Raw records
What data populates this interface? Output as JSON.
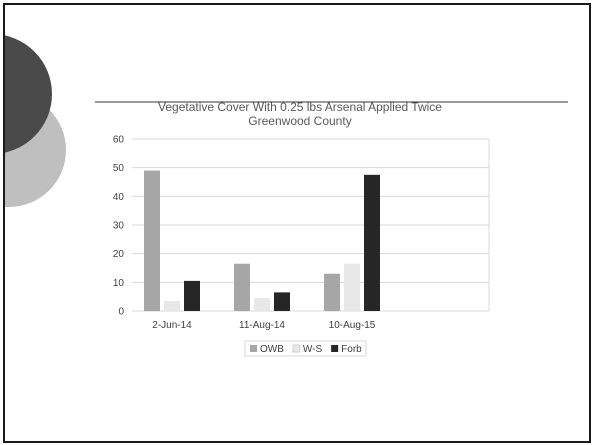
{
  "colors": {
    "circle_dark": "#4a4a4a",
    "circle_light": "#bfbfbf",
    "title_rule": "#333333",
    "grid": "#d9d9d9",
    "legend_border": "#d9d9d9"
  },
  "chart_data": {
    "type": "bar",
    "title_lines": [
      "Vegetative Cover With 0.25 lbs Arsenal Applied Twice",
      "Greenwood County"
    ],
    "xlabel": "",
    "ylabel": "",
    "categories": [
      "2-Jun-14",
      "11-Aug-14",
      "10-Aug-15"
    ],
    "ylim": [
      0,
      60
    ],
    "yticks": [
      0,
      10,
      20,
      30,
      40,
      50,
      60
    ],
    "grid": true,
    "legend_position": "bottom",
    "series": [
      {
        "name": "OWB",
        "color": "#a6a6a6",
        "values": [
          49,
          16.5,
          13
        ]
      },
      {
        "name": "W-S",
        "color": "#e8e8e8",
        "values": [
          3.5,
          4.5,
          16.5
        ]
      },
      {
        "name": "Forb",
        "color": "#262626",
        "values": [
          10.5,
          6.5,
          47.5
        ]
      }
    ]
  }
}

▶ [PROBLEM REQUIREMENTS]:
Above are records to transcribe exactly; leave their pictures out.

▶ [EXERCISE RESULT]:
What data populates this interface? Output as JSON.
{
  "colors": {
    "circle_dark": "#4a4a4a",
    "circle_light": "#bfbfbf",
    "title_rule": "#333333",
    "grid": "#d9d9d9",
    "legend_border": "#d9d9d9"
  },
  "chart_data": {
    "type": "bar",
    "title_lines": [
      "Vegetative Cover With 0.25 lbs Arsenal Applied Twice",
      "Greenwood County"
    ],
    "xlabel": "",
    "ylabel": "",
    "categories": [
      "2-Jun-14",
      "11-Aug-14",
      "10-Aug-15"
    ],
    "ylim": [
      0,
      60
    ],
    "yticks": [
      0,
      10,
      20,
      30,
      40,
      50,
      60
    ],
    "grid": true,
    "legend_position": "bottom",
    "series": [
      {
        "name": "OWB",
        "color": "#a6a6a6",
        "values": [
          49,
          16.5,
          13
        ]
      },
      {
        "name": "W-S",
        "color": "#e8e8e8",
        "values": [
          3.5,
          4.5,
          16.5
        ]
      },
      {
        "name": "Forb",
        "color": "#262626",
        "values": [
          10.5,
          6.5,
          47.5
        ]
      }
    ]
  }
}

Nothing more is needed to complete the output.